Start of Records supplied

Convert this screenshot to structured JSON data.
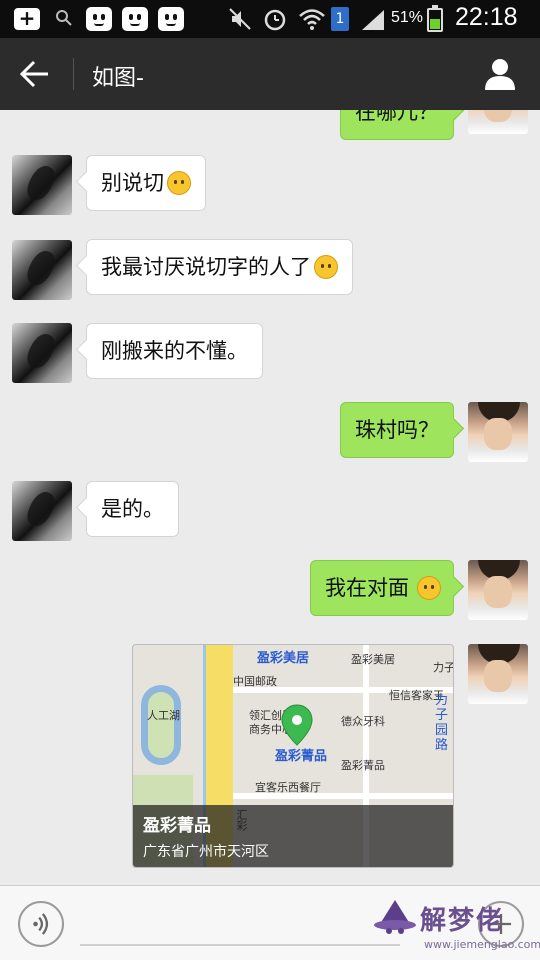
{
  "status_bar": {
    "sim_label": "1",
    "battery_percent": "51%",
    "battery_level": 0.51,
    "time": "22:18",
    "icons": [
      "add-icon",
      "search-icon",
      "robot-face-icon",
      "robot-face-icon",
      "robot-face-icon",
      "mute-icon",
      "alarm-icon",
      "wifi-icon",
      "sim-icon",
      "signal-icon",
      "battery-icon"
    ]
  },
  "header": {
    "title": "如图-",
    "back_icon": "arrow-left-icon",
    "profile_icon": "person-icon"
  },
  "messages": [
    {
      "side": "right",
      "text": "在哪儿？",
      "partial": true
    },
    {
      "side": "left",
      "text": "别说切",
      "emoji": "shy-smile-emoji"
    },
    {
      "side": "left",
      "text": "我最讨厌说切字的人了",
      "emoji": "smile-emoji"
    },
    {
      "side": "left",
      "text": "刚搬来的不懂。"
    },
    {
      "side": "right",
      "text": "珠村吗？"
    },
    {
      "side": "left",
      "text": "是的。"
    },
    {
      "side": "right",
      "text": "我在对面",
      "emoji": "laugh-cry-emoji"
    }
  ],
  "location": {
    "name": "盈彩菁品",
    "address": "广东省广州市天河区",
    "map_labels": {
      "top_center": "盈彩美居",
      "top_right_1": "盈彩美居",
      "top_right_2": "力子",
      "post": "中国邮政",
      "hengxin": "恒信客家王",
      "lake": "人工湖",
      "building": "领汇创展",
      "business": "商务中心",
      "dental": "德众牙科",
      "pin_label": "盈彩菁品",
      "small": "盈彩菁品",
      "restaurant": "宜客乐西餐厅",
      "road": "汇彩",
      "corner": "丽",
      "corner2": "力子园路"
    }
  },
  "input": {
    "placeholder": "",
    "voice_icon": "voice-icon",
    "plus_icon": "plus-icon"
  },
  "watermark": {
    "text": "解梦佬",
    "url": "www.jiemenglao.com"
  }
}
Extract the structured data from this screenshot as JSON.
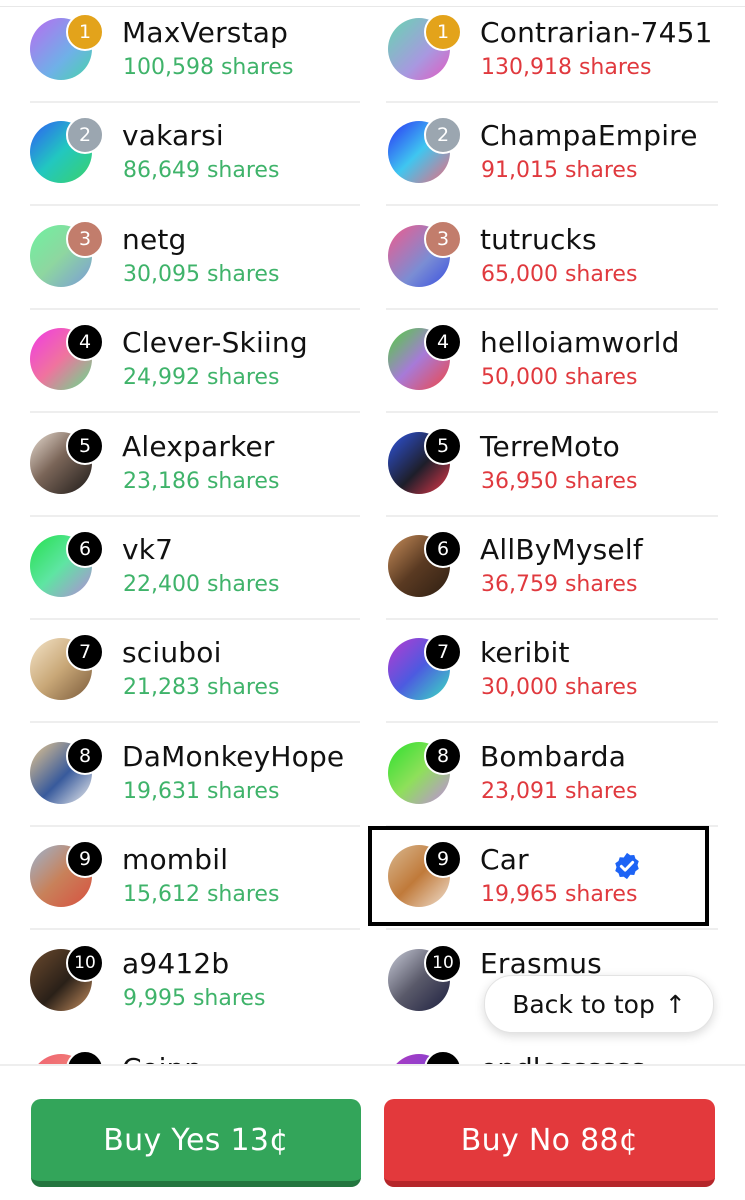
{
  "yes_holders": [
    {
      "rank": "1",
      "name": "MaxVerstap",
      "shares": "100,598 shares",
      "avatar": "linear-gradient(135deg,#b86cf0,#6fb0e8 60%,#48d4a8)"
    },
    {
      "rank": "2",
      "name": "vakarsi",
      "shares": "86,649 shares",
      "avatar": "linear-gradient(135deg,#2e5cf5,#22c7c0 50%,#3ad16a)"
    },
    {
      "rank": "3",
      "name": "netg",
      "shares": "30,095 shares",
      "avatar": "linear-gradient(135deg,#6ef2a0,#8ed6a0 50%,#7a9bd8)"
    },
    {
      "rank": "4",
      "name": "Clever-Skiing",
      "shares": "24,992 shares",
      "avatar": "linear-gradient(135deg,#f03ae6,#f0739e 50%,#61e08c)"
    },
    {
      "rank": "5",
      "name": "Alexparker",
      "shares": "23,186 shares",
      "avatar": "linear-gradient(135deg,#e9ddd2,#7a6558 45%,#1e1a18)"
    },
    {
      "rank": "6",
      "name": "vk7",
      "shares": "22,400 shares",
      "avatar": "linear-gradient(135deg,#25e04e,#5ee5a2 50%,#b38ad8)"
    },
    {
      "rank": "7",
      "name": "sciuboi",
      "shares": "21,283 shares",
      "avatar": "linear-gradient(135deg,#f4e4c8,#c9a878 50%,#7a5a3a)"
    },
    {
      "rank": "8",
      "name": "DaMonkeyHope",
      "shares": "19,631 shares",
      "avatar": "linear-gradient(135deg,#e8c890,#385a9c 55%,#f0f0f0)"
    },
    {
      "rank": "9",
      "name": "mombil",
      "shares": "15,612 shares",
      "avatar": "linear-gradient(135deg,#9cb4cf,#c8815a 50%,#d85040)"
    },
    {
      "rank": "10",
      "name": "a9412b",
      "shares": "9,995 shares",
      "avatar": "linear-gradient(135deg,#6b4a2e,#2a2018 55%,#c89060)"
    }
  ],
  "no_holders": [
    {
      "rank": "1",
      "name": "Contrarian-7451",
      "shares": "130,918 shares",
      "avatar": "linear-gradient(135deg,#66d6b0,#a898e0 60%,#e35ac0)"
    },
    {
      "rank": "2",
      "name": "ChampaEmpire",
      "shares": "91,015 shares",
      "avatar": "linear-gradient(135deg,#2a2ff5,#3fc6f0 50%,#f0697c)"
    },
    {
      "rank": "3",
      "name": "tutrucks",
      "shares": "65,000 shares",
      "avatar": "linear-gradient(135deg,#f25a8c,#7a8dd4 60%,#3a4fe0)"
    },
    {
      "rank": "4",
      "name": "helloiamworld",
      "shares": "50,000 shares",
      "avatar": "linear-gradient(135deg,#4fd23a,#a77ad8 50%,#f04646)"
    },
    {
      "rank": "5",
      "name": "TerreMoto",
      "shares": "36,950 shares",
      "avatar": "linear-gradient(135deg,#2f55e0,#1e1e2a 55%,#e8384a)"
    },
    {
      "rank": "6",
      "name": "AllByMyself",
      "shares": "36,759 shares",
      "avatar": "linear-gradient(135deg,#c78d5a,#5a3a22 50%,#2e1e12)"
    },
    {
      "rank": "7",
      "name": "keribit",
      "shares": "30,000 shares",
      "avatar": "linear-gradient(135deg,#b83ad0,#4d5ae0 50%,#3ae0c0)"
    },
    {
      "rank": "8",
      "name": "Bombarda",
      "shares": "23,091 shares",
      "avatar": "linear-gradient(135deg,#2de02e,#8ee05a 50%,#c28ae0)"
    },
    {
      "rank": "9",
      "name": "Car",
      "shares": "19,965 shares",
      "avatar": "linear-gradient(135deg,#d8b890,#c07a3a 50%,#f0e0d0)",
      "verified": true
    },
    {
      "rank": "10",
      "name": "Erasmus",
      "shares": "",
      "avatar": "linear-gradient(135deg,#c8cbd8,#5a5a6a 50%,#1e2040)"
    }
  ],
  "partial_row_left": {
    "name": "Coinn"
  },
  "partial_row_right": {
    "name": "endlessssss"
  },
  "back_to_top": {
    "label": "Back to top",
    "arrow": "↑"
  },
  "buy_yes": {
    "label": "Buy Yes 13¢"
  },
  "buy_no": {
    "label": "Buy No 88¢"
  },
  "colors": {
    "yes": "#3fb36a",
    "no": "#e0393e",
    "verified": "#1d63f5"
  }
}
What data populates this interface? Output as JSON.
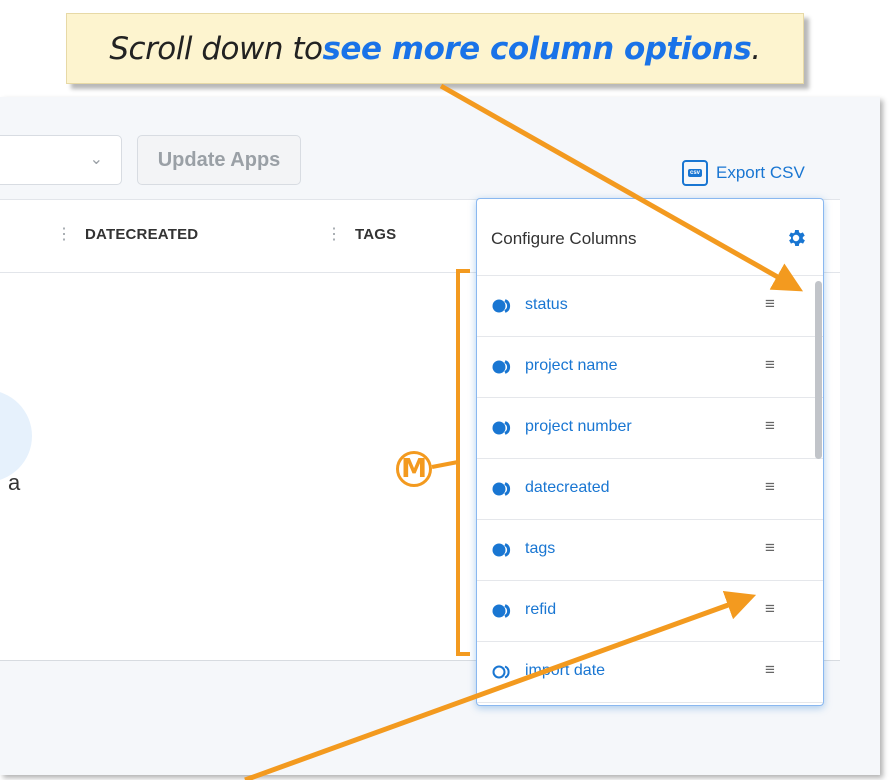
{
  "callout": {
    "text_before": "Scroll down to ",
    "highlight": "see more column options",
    "text_after": "."
  },
  "toolbar": {
    "update_apps_label": "Update Apps",
    "export_label": "Export CSV",
    "export_icon_text": "csv"
  },
  "table": {
    "columns": [
      {
        "label": "DATECREATED"
      },
      {
        "label": "TAGS"
      }
    ],
    "empty_text_fragment": "a"
  },
  "config": {
    "title": "Configure Columns",
    "items": [
      {
        "label": "status",
        "enabled": true
      },
      {
        "label": "project name",
        "enabled": true
      },
      {
        "label": "project number",
        "enabled": true
      },
      {
        "label": "datecreated",
        "enabled": true
      },
      {
        "label": "tags",
        "enabled": true
      },
      {
        "label": "refid",
        "enabled": true
      },
      {
        "label": "import date",
        "enabled": false
      }
    ]
  },
  "annotation": {
    "marker": "M",
    "accent_color": "#f39a1f"
  },
  "colors": {
    "primary": "#1976d2",
    "callout_bg": "#fdf4cf"
  }
}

End of Records supplied

**Set task**
Transcribe every entry above exactly. Omit all pictures.

**Response to this task**
Convert this screenshot to structured JSON data.
{
  "status_bar": {
    "sim_label": "1",
    "battery_percent": "51%",
    "battery_level": 0.51,
    "time": "22:18",
    "icons": [
      "add-icon",
      "search-icon",
      "robot-face-icon",
      "robot-face-icon",
      "robot-face-icon",
      "mute-icon",
      "alarm-icon",
      "wifi-icon",
      "sim-icon",
      "signal-icon",
      "battery-icon"
    ]
  },
  "header": {
    "title": "如图-",
    "back_icon": "arrow-left-icon",
    "profile_icon": "person-icon"
  },
  "messages": [
    {
      "side": "right",
      "text": "在哪儿？",
      "partial": true
    },
    {
      "side": "left",
      "text": "别说切",
      "emoji": "shy-smile-emoji"
    },
    {
      "side": "left",
      "text": "我最讨厌说切字的人了",
      "emoji": "smile-emoji"
    },
    {
      "side": "left",
      "text": "刚搬来的不懂。"
    },
    {
      "side": "right",
      "text": "珠村吗？"
    },
    {
      "side": "left",
      "text": "是的。"
    },
    {
      "side": "right",
      "text": "我在对面",
      "emoji": "laugh-cry-emoji"
    }
  ],
  "location": {
    "name": "盈彩菁品",
    "address": "广东省广州市天河区",
    "map_labels": {
      "top_center": "盈彩美居",
      "top_right_1": "盈彩美居",
      "top_right_2": "力子",
      "post": "中国邮政",
      "hengxin": "恒信客家王",
      "lake": "人工湖",
      "building": "领汇创展",
      "business": "商务中心",
      "dental": "德众牙科",
      "pin_label": "盈彩菁品",
      "small": "盈彩菁品",
      "restaurant": "宜客乐西餐厅",
      "road": "汇彩",
      "corner": "丽",
      "corner2": "力子园路"
    }
  },
  "input": {
    "placeholder": "",
    "voice_icon": "voice-icon",
    "plus_icon": "plus-icon"
  },
  "watermark": {
    "text": "解梦佬",
    "url": "www.jiemenglao.com"
  }
}
Extract the structured data from this screenshot as JSON.
{
  "yes_holders": [
    {
      "rank": "1",
      "name": "MaxVerstap",
      "shares": "100,598 shares",
      "avatar": "linear-gradient(135deg,#b86cf0,#6fb0e8 60%,#48d4a8)"
    },
    {
      "rank": "2",
      "name": "vakarsi",
      "shares": "86,649 shares",
      "avatar": "linear-gradient(135deg,#2e5cf5,#22c7c0 50%,#3ad16a)"
    },
    {
      "rank": "3",
      "name": "netg",
      "shares": "30,095 shares",
      "avatar": "linear-gradient(135deg,#6ef2a0,#8ed6a0 50%,#7a9bd8)"
    },
    {
      "rank": "4",
      "name": "Clever-Skiing",
      "shares": "24,992 shares",
      "avatar": "linear-gradient(135deg,#f03ae6,#f0739e 50%,#61e08c)"
    },
    {
      "rank": "5",
      "name": "Alexparker",
      "shares": "23,186 shares",
      "avatar": "linear-gradient(135deg,#e9ddd2,#7a6558 45%,#1e1a18)"
    },
    {
      "rank": "6",
      "name": "vk7",
      "shares": "22,400 shares",
      "avatar": "linear-gradient(135deg,#25e04e,#5ee5a2 50%,#b38ad8)"
    },
    {
      "rank": "7",
      "name": "sciuboi",
      "shares": "21,283 shares",
      "avatar": "linear-gradient(135deg,#f4e4c8,#c9a878 50%,#7a5a3a)"
    },
    {
      "rank": "8",
      "name": "DaMonkeyHope",
      "shares": "19,631 shares",
      "avatar": "linear-gradient(135deg,#e8c890,#385a9c 55%,#f0f0f0)"
    },
    {
      "rank": "9",
      "name": "mombil",
      "shares": "15,612 shares",
      "avatar": "linear-gradient(135deg,#9cb4cf,#c8815a 50%,#d85040)"
    },
    {
      "rank": "10",
      "name": "a9412b",
      "shares": "9,995 shares",
      "avatar": "linear-gradient(135deg,#6b4a2e,#2a2018 55%,#c89060)"
    }
  ],
  "no_holders": [
    {
      "rank": "1",
      "name": "Contrarian-7451",
      "shares": "130,918 shares",
      "avatar": "linear-gradient(135deg,#66d6b0,#a898e0 60%,#e35ac0)"
    },
    {
      "rank": "2",
      "name": "ChampaEmpire",
      "shares": "91,015 shares",
      "avatar": "linear-gradient(135deg,#2a2ff5,#3fc6f0 50%,#f0697c)"
    },
    {
      "rank": "3",
      "name": "tutrucks",
      "shares": "65,000 shares",
      "avatar": "linear-gradient(135deg,#f25a8c,#7a8dd4 60%,#3a4fe0)"
    },
    {
      "rank": "4",
      "name": "helloiamworld",
      "shares": "50,000 shares",
      "avatar": "linear-gradient(135deg,#4fd23a,#a77ad8 50%,#f04646)"
    },
    {
      "rank": "5",
      "name": "TerreMoto",
      "shares": "36,950 shares",
      "avatar": "linear-gradient(135deg,#2f55e0,#1e1e2a 55%,#e8384a)"
    },
    {
      "rank": "6",
      "name": "AllByMyself",
      "shares": "36,759 shares",
      "avatar": "linear-gradient(135deg,#c78d5a,#5a3a22 50%,#2e1e12)"
    },
    {
      "rank": "7",
      "name": "keribit",
      "shares": "30,000 shares",
      "avatar": "linear-gradient(135deg,#b83ad0,#4d5ae0 50%,#3ae0c0)"
    },
    {
      "rank": "8",
      "name": "Bombarda",
      "shares": "23,091 shares",
      "avatar": "linear-gradient(135deg,#2de02e,#8ee05a 50%,#c28ae0)"
    },
    {
      "rank": "9",
      "name": "Car",
      "shares": "19,965 shares",
      "avatar": "linear-gradient(135deg,#d8b890,#c07a3a 50%,#f0e0d0)",
      "verified": true
    },
    {
      "rank": "10",
      "name": "Erasmus",
      "shares": "",
      "avatar": "linear-gradient(135deg,#c8cbd8,#5a5a6a 50%,#1e2040)"
    }
  ],
  "partial_row_left": {
    "name": "Coinn"
  },
  "partial_row_right": {
    "name": "endlessssss"
  },
  "back_to_top": {
    "label": "Back to top",
    "arrow": "↑"
  },
  "buy_yes": {
    "label": "Buy Yes 13¢"
  },
  "buy_no": {
    "label": "Buy No 88¢"
  },
  "colors": {
    "yes": "#3fb36a",
    "no": "#e0393e",
    "verified": "#1d63f5"
  }
}
What data populates this interface? Output as JSON.
{
  "callout": {
    "text_before": "Scroll down to ",
    "highlight": "see more column options",
    "text_after": "."
  },
  "toolbar": {
    "update_apps_label": "Update Apps",
    "export_label": "Export CSV",
    "export_icon_text": "csv"
  },
  "table": {
    "columns": [
      {
        "label": "DATECREATED"
      },
      {
        "label": "TAGS"
      }
    ],
    "empty_text_fragment": "a"
  },
  "config": {
    "title": "Configure Columns",
    "items": [
      {
        "label": "status",
        "enabled": true
      },
      {
        "label": "project name",
        "enabled": true
      },
      {
        "label": "project number",
        "enabled": true
      },
      {
        "label": "datecreated",
        "enabled": true
      },
      {
        "label": "tags",
        "enabled": true
      },
      {
        "label": "refid",
        "enabled": true
      },
      {
        "label": "import date",
        "enabled": false
      }
    ]
  },
  "annotation": {
    "marker": "M",
    "accent_color": "#f39a1f"
  },
  "colors": {
    "primary": "#1976d2",
    "callout_bg": "#fdf4cf"
  }
}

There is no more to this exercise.